* Work instructions *
Please set down the entries below once more, exactly.

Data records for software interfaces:

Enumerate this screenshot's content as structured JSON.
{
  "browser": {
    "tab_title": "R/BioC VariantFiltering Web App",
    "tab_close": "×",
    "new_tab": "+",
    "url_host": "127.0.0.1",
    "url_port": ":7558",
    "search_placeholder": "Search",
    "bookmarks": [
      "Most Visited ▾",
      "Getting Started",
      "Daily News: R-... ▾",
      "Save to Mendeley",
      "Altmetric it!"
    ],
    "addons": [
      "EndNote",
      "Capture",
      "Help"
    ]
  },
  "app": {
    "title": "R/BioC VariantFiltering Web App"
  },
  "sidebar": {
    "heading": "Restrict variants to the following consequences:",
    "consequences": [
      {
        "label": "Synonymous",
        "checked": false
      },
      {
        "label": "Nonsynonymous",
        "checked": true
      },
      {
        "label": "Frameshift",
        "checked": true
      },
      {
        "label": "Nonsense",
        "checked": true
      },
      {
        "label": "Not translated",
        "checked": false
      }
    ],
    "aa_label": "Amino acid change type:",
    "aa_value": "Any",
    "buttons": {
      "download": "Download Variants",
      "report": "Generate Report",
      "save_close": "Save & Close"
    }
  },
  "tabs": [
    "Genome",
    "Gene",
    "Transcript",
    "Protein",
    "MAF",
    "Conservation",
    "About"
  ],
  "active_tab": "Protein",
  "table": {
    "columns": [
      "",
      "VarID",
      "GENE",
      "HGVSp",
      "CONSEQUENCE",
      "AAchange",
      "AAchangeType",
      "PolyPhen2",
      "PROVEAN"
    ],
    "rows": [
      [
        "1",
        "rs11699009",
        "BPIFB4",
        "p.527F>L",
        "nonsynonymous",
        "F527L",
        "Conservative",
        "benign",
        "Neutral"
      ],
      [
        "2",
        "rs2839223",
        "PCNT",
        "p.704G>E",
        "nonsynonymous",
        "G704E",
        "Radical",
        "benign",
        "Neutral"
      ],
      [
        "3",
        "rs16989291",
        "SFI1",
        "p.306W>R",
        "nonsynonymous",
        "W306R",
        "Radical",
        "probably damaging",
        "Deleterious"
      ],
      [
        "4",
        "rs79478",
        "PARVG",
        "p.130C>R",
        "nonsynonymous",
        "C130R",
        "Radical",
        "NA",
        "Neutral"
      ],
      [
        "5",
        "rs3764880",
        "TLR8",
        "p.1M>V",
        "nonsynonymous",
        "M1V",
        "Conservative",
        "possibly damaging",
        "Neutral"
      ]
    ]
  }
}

* Result of this exercise *
Enumerate this screenshot's content as structured JSON.
{
  "browser": {
    "tab_title": "R/BioC VariantFiltering Web App",
    "tab_close": "×",
    "new_tab": "+",
    "url_host": "127.0.0.1",
    "url_port": ":7558",
    "search_placeholder": "Search",
    "bookmarks": [
      "Most Visited ▾",
      "Getting Started",
      "Daily News: R-... ▾",
      "Save to Mendeley",
      "Altmetric it!"
    ],
    "addons": [
      "EndNote",
      "Capture",
      "Help"
    ]
  },
  "app": {
    "title": "R/BioC VariantFiltering Web App"
  },
  "sidebar": {
    "heading": "Restrict variants to the following consequences:",
    "consequences": [
      {
        "label": "Synonymous",
        "checked": false
      },
      {
        "label": "Nonsynonymous",
        "checked": true
      },
      {
        "label": "Frameshift",
        "checked": true
      },
      {
        "label": "Nonsense",
        "checked": true
      },
      {
        "label": "Not translated",
        "checked": false
      }
    ],
    "aa_label": "Amino acid change type:",
    "aa_value": "Any",
    "buttons": {
      "download": "Download Variants",
      "report": "Generate Report",
      "save_close": "Save & Close"
    }
  },
  "tabs": [
    "Genome",
    "Gene",
    "Transcript",
    "Protein",
    "MAF",
    "Conservation",
    "About"
  ],
  "active_tab": "Protein",
  "table": {
    "columns": [
      "",
      "VarID",
      "GENE",
      "HGVSp",
      "CONSEQUENCE",
      "AAchange",
      "AAchangeType",
      "PolyPhen2",
      "PROVEAN"
    ],
    "rows": [
      [
        "1",
        "rs11699009",
        "BPIFB4",
        "p.527F>L",
        "nonsynonymous",
        "F527L",
        "Conservative",
        "benign",
        "Neutral"
      ],
      [
        "2",
        "rs2839223",
        "PCNT",
        "p.704G>E",
        "nonsynonymous",
        "G704E",
        "Radical",
        "benign",
        "Neutral"
      ],
      [
        "3",
        "rs16989291",
        "SFI1",
        "p.306W>R",
        "nonsynonymous",
        "W306R",
        "Radical",
        "probably damaging",
        "Deleterious"
      ],
      [
        "4",
        "rs79478",
        "PARVG",
        "p.130C>R",
        "nonsynonymous",
        "C130R",
        "Radical",
        "NA",
        "Neutral"
      ],
      [
        "5",
        "rs3764880",
        "TLR8",
        "p.1M>V",
        "nonsynonymous",
        "M1V",
        "Conservative",
        "possibly damaging",
        "Neutral"
      ]
    ]
  }
}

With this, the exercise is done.